> **Stated exercise**: Without the pictures, set down every line of the data exactly.

> **Saved data entries**:

•••

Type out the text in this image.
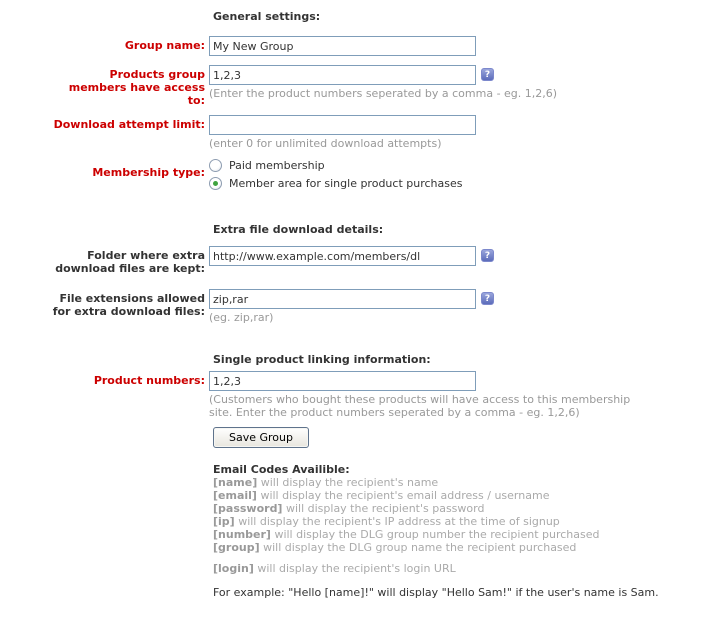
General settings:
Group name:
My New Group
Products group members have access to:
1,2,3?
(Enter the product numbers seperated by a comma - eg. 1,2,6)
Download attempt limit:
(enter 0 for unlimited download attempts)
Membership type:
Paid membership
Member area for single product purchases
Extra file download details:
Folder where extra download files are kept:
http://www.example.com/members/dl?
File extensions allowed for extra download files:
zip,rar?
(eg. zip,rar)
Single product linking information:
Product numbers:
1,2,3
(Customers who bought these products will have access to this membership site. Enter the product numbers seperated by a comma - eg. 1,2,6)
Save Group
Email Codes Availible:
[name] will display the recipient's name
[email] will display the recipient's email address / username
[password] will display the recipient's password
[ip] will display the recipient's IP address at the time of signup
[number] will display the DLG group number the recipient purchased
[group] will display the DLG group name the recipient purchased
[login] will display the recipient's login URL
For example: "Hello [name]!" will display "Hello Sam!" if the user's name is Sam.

•••

> **Answer to this task**:
Type out the text in this image.
General settings:
Group name:
My New Group
Products group members have access to:
1,2,3?
(Enter the product numbers seperated by a comma - eg. 1,2,6)
Download attempt limit:
(enter 0 for unlimited download attempts)
Membership type:
Paid membership
Member area for single product purchases
Extra file download details:
Folder where extra download files are kept:
http://www.example.com/members/dl?
File extensions allowed for extra download files:
zip,rar?
(eg. zip,rar)
Single product linking information:
Product numbers:
1,2,3
(Customers who bought these products will have access to this membership site. Enter the product numbers seperated by a comma - eg. 1,2,6)
Save Group
Email Codes Availible:
[name] will display the recipient's name
[email] will display the recipient's email address / username
[password] will display the recipient's password
[ip] will display the recipient's IP address at the time of signup
[number] will display the DLG group number the recipient purchased
[group] will display the DLG group name the recipient purchased
[login] will display the recipient's login URL
For example: "Hello [name]!" will display "Hello Sam!" if the user's name is Sam.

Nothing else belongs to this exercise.